_Task to complete_:
Count the lines below that contain the word "учебнымъ" and give only the number.

_ _ _ _ _ _ _

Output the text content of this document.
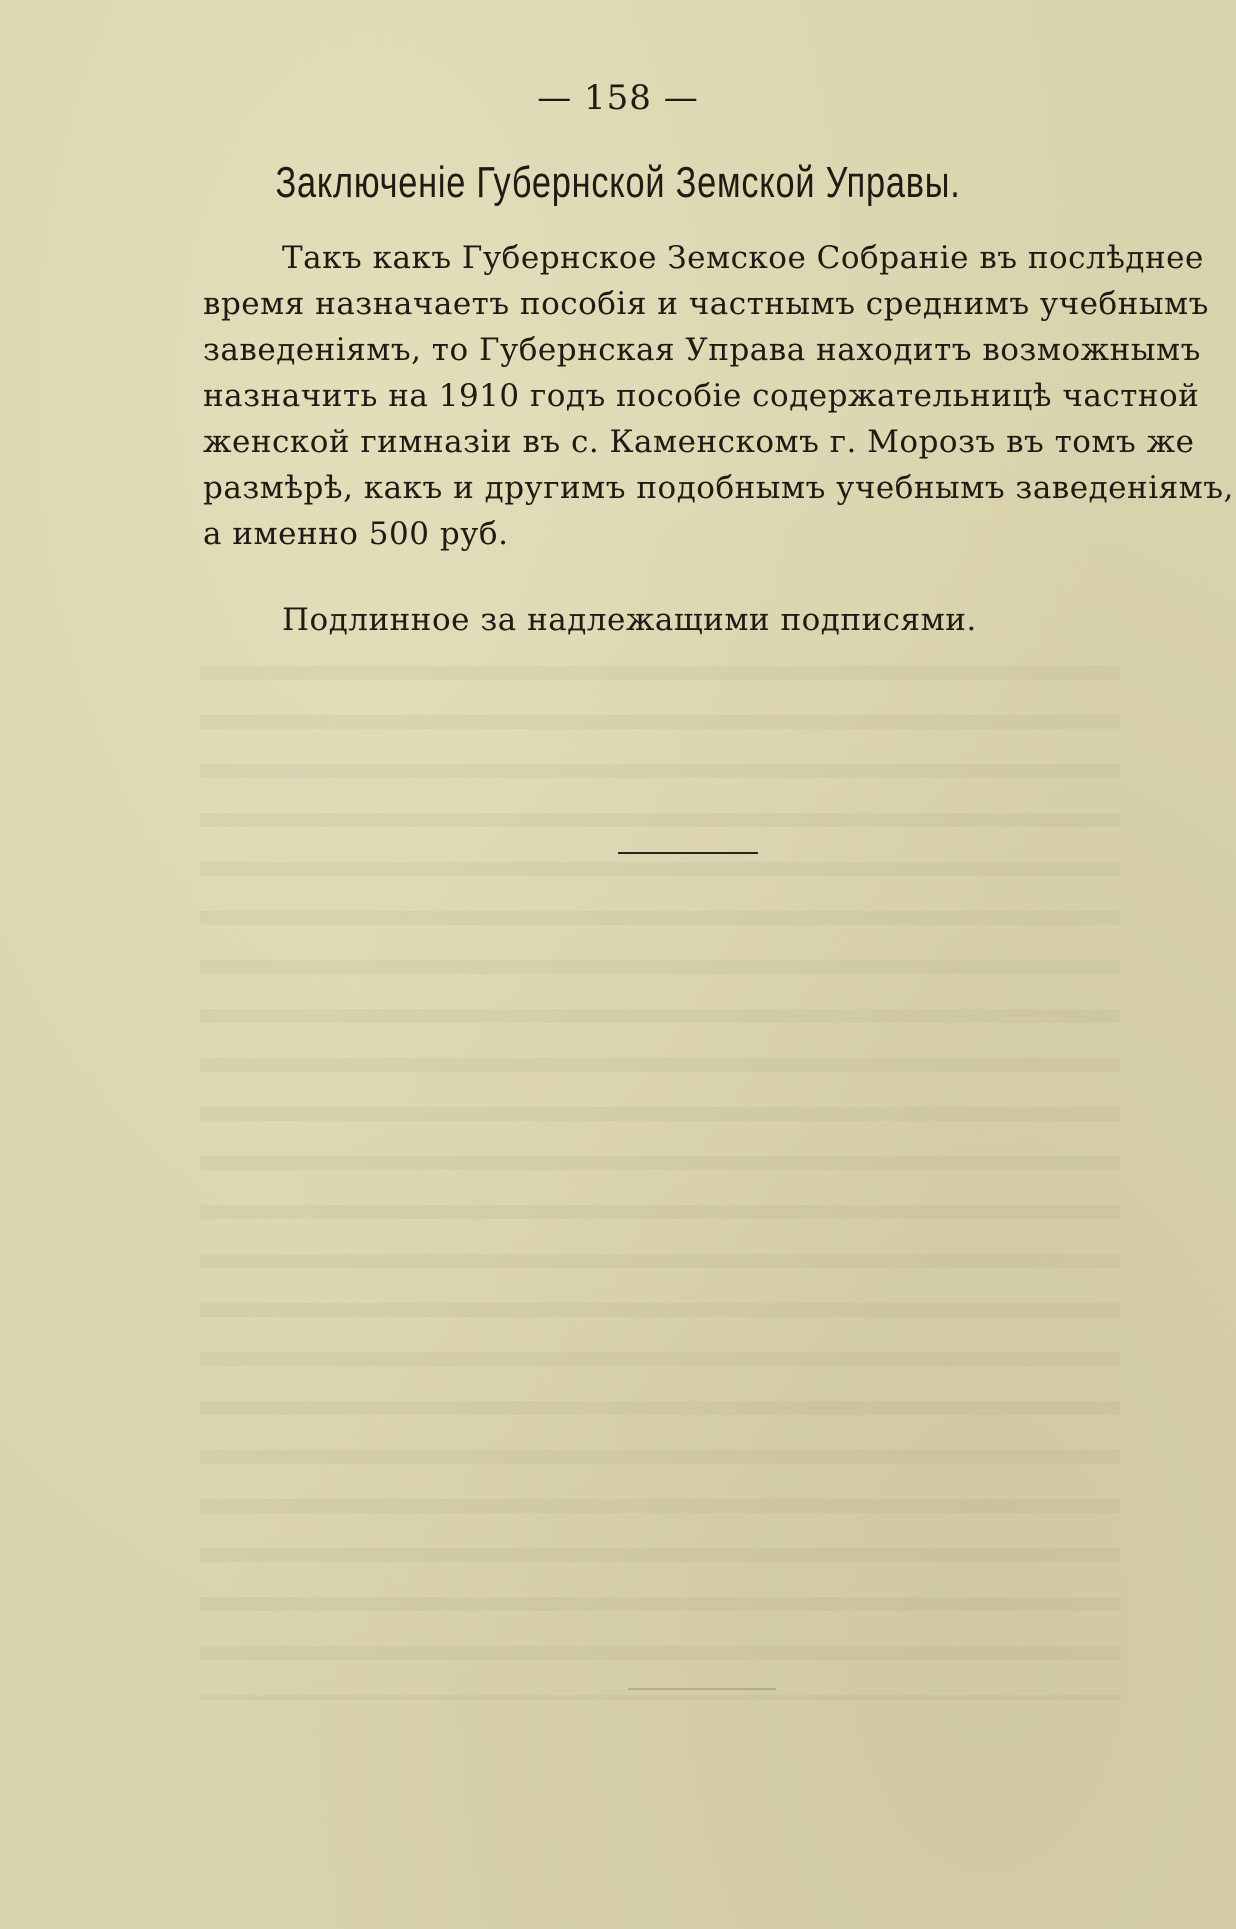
— 158 —
Заключеніе Губернской Земской Управы.
Такъ какъ Губернское Земское Собраніе въ послѣднее
время назначаетъ пособія и частнымъ среднимъ учебнымъ
заведеніямъ, то Губернская Управа находитъ возможнымъ
назначить на 1910 годъ пособіе содержательницѣ частной
женской гимназіи въ с. Каменскомъ г. Морозъ въ томъ же
размѣрѣ, какъ и другимъ подобнымъ учебнымъ заведеніямъ,
а именно 500 руб.
Подлинное за надлежащими подписями.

_ _ _ _ _ _ _

_Output for this task_:
2